▸ **Problem to solve**: Please find all lines in the data that hold the string "header" and copy them.

▸ **Data to use**:

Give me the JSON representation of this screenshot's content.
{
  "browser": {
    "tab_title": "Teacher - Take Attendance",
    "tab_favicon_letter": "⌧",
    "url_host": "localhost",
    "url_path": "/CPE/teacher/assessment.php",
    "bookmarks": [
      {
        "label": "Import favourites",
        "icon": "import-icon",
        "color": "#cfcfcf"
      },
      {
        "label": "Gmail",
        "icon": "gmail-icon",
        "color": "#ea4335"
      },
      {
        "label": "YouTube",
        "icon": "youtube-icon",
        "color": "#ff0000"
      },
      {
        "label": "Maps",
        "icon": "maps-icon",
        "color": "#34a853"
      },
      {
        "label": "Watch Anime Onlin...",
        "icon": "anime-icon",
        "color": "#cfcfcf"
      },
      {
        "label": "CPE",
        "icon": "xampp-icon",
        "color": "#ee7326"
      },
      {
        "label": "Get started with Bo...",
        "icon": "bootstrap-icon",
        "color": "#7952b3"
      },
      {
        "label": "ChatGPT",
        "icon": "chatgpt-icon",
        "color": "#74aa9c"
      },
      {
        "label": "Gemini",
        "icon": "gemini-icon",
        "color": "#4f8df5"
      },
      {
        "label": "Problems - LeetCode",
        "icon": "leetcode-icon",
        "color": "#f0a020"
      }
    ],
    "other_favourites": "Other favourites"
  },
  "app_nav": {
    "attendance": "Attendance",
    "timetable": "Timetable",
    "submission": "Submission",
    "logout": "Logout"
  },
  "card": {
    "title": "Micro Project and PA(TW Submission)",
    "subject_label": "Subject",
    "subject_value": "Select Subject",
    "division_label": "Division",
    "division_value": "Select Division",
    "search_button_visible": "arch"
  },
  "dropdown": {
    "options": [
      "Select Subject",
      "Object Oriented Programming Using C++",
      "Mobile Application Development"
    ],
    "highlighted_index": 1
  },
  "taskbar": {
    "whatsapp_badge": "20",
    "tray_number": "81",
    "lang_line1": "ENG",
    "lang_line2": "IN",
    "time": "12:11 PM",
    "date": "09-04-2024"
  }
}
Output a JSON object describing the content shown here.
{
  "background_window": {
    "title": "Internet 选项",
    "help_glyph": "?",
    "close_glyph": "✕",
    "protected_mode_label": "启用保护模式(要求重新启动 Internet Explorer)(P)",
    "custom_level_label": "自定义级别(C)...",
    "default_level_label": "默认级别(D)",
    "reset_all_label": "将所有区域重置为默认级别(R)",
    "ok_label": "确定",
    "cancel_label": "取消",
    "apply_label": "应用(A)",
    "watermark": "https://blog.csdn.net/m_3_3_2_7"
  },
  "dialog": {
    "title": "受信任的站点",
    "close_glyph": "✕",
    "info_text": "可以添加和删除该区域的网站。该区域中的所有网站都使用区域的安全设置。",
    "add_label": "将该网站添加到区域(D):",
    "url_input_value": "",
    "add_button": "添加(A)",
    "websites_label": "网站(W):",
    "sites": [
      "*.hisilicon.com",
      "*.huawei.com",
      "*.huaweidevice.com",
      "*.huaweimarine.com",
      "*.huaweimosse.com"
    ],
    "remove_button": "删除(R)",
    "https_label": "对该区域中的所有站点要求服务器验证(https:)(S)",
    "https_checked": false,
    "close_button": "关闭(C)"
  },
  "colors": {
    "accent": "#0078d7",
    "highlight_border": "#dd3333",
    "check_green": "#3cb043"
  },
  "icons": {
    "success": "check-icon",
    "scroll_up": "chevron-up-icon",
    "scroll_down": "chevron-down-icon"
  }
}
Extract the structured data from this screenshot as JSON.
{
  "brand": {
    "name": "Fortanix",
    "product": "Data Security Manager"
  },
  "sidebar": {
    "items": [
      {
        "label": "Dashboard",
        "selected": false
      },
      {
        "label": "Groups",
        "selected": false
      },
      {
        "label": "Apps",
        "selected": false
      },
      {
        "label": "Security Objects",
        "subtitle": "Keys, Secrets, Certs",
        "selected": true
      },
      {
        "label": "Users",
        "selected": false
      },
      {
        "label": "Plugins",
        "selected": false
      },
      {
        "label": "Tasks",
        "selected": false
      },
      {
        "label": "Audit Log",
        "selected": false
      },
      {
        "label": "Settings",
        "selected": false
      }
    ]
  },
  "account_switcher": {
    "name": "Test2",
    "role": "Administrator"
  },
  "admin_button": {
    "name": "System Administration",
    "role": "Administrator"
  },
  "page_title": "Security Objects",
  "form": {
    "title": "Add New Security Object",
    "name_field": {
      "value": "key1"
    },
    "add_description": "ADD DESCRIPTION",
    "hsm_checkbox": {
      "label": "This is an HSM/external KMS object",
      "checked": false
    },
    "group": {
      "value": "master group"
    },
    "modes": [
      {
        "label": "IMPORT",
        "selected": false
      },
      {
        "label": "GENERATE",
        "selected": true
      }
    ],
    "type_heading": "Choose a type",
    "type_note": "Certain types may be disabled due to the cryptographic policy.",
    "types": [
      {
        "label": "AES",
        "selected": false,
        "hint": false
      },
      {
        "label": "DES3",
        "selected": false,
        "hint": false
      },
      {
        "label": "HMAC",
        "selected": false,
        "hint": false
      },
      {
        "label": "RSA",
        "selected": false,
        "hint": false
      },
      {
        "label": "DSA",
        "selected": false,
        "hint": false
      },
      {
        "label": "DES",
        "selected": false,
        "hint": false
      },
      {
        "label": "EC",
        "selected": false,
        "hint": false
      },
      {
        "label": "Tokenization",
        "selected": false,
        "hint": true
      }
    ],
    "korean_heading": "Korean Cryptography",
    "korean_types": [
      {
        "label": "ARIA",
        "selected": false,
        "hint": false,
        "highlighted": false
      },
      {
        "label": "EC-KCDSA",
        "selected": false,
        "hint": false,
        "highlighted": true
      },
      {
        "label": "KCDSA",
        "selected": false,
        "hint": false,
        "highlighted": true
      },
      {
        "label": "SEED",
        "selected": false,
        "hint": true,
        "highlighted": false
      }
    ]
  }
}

...

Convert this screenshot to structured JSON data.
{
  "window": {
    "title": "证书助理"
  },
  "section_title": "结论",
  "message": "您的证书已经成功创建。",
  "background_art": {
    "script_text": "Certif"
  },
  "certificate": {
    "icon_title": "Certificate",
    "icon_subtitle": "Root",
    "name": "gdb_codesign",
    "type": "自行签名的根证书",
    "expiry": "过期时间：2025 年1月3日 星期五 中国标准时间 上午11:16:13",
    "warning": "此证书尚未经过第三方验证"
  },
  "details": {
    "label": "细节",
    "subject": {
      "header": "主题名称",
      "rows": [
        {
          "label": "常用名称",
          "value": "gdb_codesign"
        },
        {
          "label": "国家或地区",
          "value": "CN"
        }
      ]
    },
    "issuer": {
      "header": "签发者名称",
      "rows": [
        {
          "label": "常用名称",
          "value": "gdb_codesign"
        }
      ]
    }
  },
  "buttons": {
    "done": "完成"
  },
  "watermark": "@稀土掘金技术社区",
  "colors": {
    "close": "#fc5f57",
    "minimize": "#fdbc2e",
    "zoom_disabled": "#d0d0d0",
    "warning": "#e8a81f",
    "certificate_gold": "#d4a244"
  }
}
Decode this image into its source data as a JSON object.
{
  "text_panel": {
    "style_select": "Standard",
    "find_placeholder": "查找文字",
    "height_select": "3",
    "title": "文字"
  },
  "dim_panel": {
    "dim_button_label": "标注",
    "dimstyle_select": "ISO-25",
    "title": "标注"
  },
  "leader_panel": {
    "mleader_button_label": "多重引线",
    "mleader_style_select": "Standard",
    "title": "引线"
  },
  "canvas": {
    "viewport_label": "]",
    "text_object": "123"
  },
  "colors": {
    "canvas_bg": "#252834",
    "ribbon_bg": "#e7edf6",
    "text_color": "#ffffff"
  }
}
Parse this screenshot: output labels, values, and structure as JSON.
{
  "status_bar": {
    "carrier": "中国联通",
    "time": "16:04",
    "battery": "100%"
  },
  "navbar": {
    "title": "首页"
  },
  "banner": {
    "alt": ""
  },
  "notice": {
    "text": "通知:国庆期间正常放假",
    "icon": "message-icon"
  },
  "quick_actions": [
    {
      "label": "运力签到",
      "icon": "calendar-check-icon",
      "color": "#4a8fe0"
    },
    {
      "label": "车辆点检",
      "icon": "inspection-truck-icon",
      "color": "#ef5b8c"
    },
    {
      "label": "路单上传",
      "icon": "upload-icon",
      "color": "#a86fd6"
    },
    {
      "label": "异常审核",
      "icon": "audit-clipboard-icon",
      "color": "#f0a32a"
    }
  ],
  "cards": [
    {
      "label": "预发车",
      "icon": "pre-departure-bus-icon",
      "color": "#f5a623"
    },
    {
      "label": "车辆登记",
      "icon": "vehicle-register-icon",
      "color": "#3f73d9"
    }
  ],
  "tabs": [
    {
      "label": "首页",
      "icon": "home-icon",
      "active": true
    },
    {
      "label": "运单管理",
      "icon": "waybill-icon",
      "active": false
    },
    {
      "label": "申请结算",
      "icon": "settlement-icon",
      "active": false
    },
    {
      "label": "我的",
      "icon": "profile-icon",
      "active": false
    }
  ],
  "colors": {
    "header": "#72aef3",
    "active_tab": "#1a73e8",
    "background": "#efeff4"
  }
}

▸ **Written answer**:
      "header": "主题名称",
      "header": "签发者名称",
    "header": "#72aef3",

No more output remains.